» **Objective**:
All of the data must be printed exactly; please include every line.

## BEGIN Exercise inputs

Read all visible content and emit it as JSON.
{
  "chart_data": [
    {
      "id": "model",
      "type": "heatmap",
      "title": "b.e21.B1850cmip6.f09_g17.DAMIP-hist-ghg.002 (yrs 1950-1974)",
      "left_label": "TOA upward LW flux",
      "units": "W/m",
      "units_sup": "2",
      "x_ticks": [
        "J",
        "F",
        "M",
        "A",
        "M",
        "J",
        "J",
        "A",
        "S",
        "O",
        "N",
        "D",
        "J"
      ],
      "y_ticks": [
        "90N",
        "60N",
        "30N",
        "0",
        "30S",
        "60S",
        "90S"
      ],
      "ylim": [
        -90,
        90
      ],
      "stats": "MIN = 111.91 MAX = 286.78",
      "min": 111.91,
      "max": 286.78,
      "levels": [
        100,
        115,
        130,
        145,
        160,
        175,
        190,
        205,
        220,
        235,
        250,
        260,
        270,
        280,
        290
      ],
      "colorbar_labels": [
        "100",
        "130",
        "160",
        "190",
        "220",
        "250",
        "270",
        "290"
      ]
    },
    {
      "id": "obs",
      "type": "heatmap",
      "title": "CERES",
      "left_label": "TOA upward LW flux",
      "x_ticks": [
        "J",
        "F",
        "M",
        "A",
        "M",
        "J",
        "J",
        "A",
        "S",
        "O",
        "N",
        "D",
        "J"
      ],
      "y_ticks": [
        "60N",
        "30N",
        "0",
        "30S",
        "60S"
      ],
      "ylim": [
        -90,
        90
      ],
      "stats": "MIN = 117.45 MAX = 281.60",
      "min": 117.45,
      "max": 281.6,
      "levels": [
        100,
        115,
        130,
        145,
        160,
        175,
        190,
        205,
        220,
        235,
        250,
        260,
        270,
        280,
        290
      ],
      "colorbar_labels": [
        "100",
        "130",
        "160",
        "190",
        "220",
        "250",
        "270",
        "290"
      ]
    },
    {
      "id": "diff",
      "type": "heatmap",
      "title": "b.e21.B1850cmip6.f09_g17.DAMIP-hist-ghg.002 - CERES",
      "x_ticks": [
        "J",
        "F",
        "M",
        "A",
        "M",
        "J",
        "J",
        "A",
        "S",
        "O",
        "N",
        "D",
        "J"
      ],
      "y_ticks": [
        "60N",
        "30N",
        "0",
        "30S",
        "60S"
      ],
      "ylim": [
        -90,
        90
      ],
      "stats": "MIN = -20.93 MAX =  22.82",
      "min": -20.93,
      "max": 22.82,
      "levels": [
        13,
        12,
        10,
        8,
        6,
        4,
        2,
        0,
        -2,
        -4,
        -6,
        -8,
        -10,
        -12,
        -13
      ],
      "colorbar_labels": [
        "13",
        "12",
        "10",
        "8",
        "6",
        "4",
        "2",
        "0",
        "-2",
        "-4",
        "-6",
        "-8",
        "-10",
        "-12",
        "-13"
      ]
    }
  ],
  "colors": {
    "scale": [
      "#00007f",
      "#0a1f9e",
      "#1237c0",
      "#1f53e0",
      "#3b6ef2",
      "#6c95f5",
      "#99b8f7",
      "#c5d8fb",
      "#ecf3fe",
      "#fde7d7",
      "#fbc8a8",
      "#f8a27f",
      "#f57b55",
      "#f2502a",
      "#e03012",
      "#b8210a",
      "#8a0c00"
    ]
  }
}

## END Exercise inputs

» **Output of the exercise**:
Read all visible content and emit it as JSON.
{
  "chart_data": [
    {
      "id": "model",
      "type": "heatmap",
      "title": "b.e21.B1850cmip6.f09_g17.DAMIP-hist-ghg.002 (yrs 1950-1974)",
      "left_label": "TOA upward LW flux",
      "units": "W/m",
      "units_sup": "2",
      "x_ticks": [
        "J",
        "F",
        "M",
        "A",
        "M",
        "J",
        "J",
        "A",
        "S",
        "O",
        "N",
        "D",
        "J"
      ],
      "y_ticks": [
        "90N",
        "60N",
        "30N",
        "0",
        "30S",
        "60S",
        "90S"
      ],
      "ylim": [
        -90,
        90
      ],
      "stats": "MIN = 111.91 MAX = 286.78",
      "min": 111.91,
      "max": 286.78,
      "levels": [
        100,
        115,
        130,
        145,
        160,
        175,
        190,
        205,
        220,
        235,
        250,
        260,
        270,
        280,
        290
      ],
      "colorbar_labels": [
        "100",
        "130",
        "160",
        "190",
        "220",
        "250",
        "270",
        "290"
      ]
    },
    {
      "id": "obs",
      "type": "heatmap",
      "title": "CERES",
      "left_label": "TOA upward LW flux",
      "x_ticks": [
        "J",
        "F",
        "M",
        "A",
        "M",
        "J",
        "J",
        "A",
        "S",
        "O",
        "N",
        "D",
        "J"
      ],
      "y_ticks": [
        "60N",
        "30N",
        "0",
        "30S",
        "60S"
      ],
      "ylim": [
        -90,
        90
      ],
      "stats": "MIN = 117.45 MAX = 281.60",
      "min": 117.45,
      "max": 281.6,
      "levels": [
        100,
        115,
        130,
        145,
        160,
        175,
        190,
        205,
        220,
        235,
        250,
        260,
        270,
        280,
        290
      ],
      "colorbar_labels": [
        "100",
        "130",
        "160",
        "190",
        "220",
        "250",
        "270",
        "290"
      ]
    },
    {
      "id": "diff",
      "type": "heatmap",
      "title": "b.e21.B1850cmip6.f09_g17.DAMIP-hist-ghg.002 - CERES",
      "x_ticks": [
        "J",
        "F",
        "M",
        "A",
        "M",
        "J",
        "J",
        "A",
        "S",
        "O",
        "N",
        "D",
        "J"
      ],
      "y_ticks": [
        "60N",
        "30N",
        "0",
        "30S",
        "60S"
      ],
      "ylim": [
        -90,
        90
      ],
      "stats": "MIN = -20.93 MAX =  22.82",
      "min": -20.93,
      "max": 22.82,
      "levels": [
        13,
        12,
        10,
        8,
        6,
        4,
        2,
        0,
        -2,
        -4,
        -6,
        -8,
        -10,
        -12,
        -13
      ],
      "colorbar_labels": [
        "13",
        "12",
        "10",
        "8",
        "6",
        "4",
        "2",
        "0",
        "-2",
        "-4",
        "-6",
        "-8",
        "-10",
        "-12",
        "-13"
      ]
    }
  ],
  "colors": {
    "scale": [
      "#00007f",
      "#0a1f9e",
      "#1237c0",
      "#1f53e0",
      "#3b6ef2",
      "#6c95f5",
      "#99b8f7",
      "#c5d8fb",
      "#ecf3fe",
      "#fde7d7",
      "#fbc8a8",
      "#f8a27f",
      "#f57b55",
      "#f2502a",
      "#e03012",
      "#b8210a",
      "#8a0c00"
    ]
  }
}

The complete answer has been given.